Your task is to repeat all of the material exactly.
-- begin Given records --
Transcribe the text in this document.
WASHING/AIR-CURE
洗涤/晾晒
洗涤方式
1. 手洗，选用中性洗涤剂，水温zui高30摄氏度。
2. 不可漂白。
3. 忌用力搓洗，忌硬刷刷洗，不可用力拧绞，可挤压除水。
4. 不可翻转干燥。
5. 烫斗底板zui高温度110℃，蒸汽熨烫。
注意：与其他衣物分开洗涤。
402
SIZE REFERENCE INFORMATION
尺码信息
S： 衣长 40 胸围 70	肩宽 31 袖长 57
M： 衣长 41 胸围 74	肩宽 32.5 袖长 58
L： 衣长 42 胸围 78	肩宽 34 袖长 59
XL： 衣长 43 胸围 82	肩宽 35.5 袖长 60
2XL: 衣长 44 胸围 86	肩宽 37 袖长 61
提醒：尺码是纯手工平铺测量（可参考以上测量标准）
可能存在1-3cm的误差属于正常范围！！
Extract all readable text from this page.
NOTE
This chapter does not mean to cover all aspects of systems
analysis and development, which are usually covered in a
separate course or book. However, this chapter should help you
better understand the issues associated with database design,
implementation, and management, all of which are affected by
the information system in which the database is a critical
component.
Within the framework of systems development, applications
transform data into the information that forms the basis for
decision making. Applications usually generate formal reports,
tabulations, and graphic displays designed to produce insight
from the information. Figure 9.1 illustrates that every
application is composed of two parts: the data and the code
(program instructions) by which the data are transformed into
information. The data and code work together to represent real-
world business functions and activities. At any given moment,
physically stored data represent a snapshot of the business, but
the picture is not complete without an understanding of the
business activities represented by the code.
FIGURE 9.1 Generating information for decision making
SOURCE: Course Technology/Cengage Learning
-- end Given records --
Full output:
Transcribe the text in this document.
WASHING/AIR-CURE
洗涤/晾晒
洗涤方式
1. 手洗，选用中性洗涤剂，水温zui高30摄氏度。
2. 不可漂白。
3. 忌用力搓洗，忌硬刷刷洗，不可用力拧绞，可挤压除水。
4. 不可翻转干燥。
5. 烫斗底板zui高温度110℃，蒸汽熨烫。
注意：与其他衣物分开洗涤。
402
SIZE REFERENCE INFORMATION
尺码信息
S： 衣长 40 胸围 70	肩宽 31 袖长 57
M： 衣长 41 胸围 74	肩宽 32.5 袖长 58
L： 衣长 42 胸围 78	肩宽 34 袖长 59
XL： 衣长 43 胸围 82	肩宽 35.5 袖长 60
2XL: 衣长 44 胸围 86	肩宽 37 袖长 61
提醒：尺码是纯手工平铺测量（可参考以上测量标准）
可能存在1-3cm的误差属于正常范围！！
Extract all readable text from this page.
NOTE
This chapter does not mean to cover all aspects of systems
analysis and development, which are usually covered in a
separate course or book. However, this chapter should help you
better understand the issues associated with database design,
implementation, and management, all of which are affected by
the information system in which the database is a critical
component.
Within the framework of systems development, applications
transform data into the information that forms the basis for
decision making. Applications usually generate formal reports,
tabulations, and graphic displays designed to produce insight
from the information. Figure 9.1 illustrates that every
application is composed of two parts: the data and the code
(program instructions) by which the data are transformed into
information. The data and code work together to represent real-
world business functions and activities. At any given moment,
physically stored data represent a snapshot of the business, but
the picture is not complete without an understanding of the
business activities represented by the code.
FIGURE 9.1 Generating information for decision making
SOURCE: Course Technology/Cengage Learning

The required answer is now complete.